▸ **YOUR OBJECTIVE**: Work out how many lines in the listing below include the word "selection". Give nothing but the number.

Lines of data
━━━━━━━━━━━━━━━━━━━━

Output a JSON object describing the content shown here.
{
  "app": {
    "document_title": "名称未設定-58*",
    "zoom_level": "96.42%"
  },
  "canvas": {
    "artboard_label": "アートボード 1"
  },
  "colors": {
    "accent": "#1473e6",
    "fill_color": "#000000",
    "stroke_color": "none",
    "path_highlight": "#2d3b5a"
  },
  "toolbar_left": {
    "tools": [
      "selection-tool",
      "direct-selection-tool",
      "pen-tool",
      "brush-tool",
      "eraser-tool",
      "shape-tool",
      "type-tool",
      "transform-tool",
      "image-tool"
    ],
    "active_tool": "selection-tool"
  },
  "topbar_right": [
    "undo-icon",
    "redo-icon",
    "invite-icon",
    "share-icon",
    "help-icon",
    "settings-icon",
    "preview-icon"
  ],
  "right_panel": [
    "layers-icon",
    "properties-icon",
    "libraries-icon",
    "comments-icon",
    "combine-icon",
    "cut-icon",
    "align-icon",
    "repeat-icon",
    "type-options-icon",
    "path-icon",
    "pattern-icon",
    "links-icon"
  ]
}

━━━━━━━━━━━━━━━━━━━━

▸ **EXPECTED ANSWER**: 3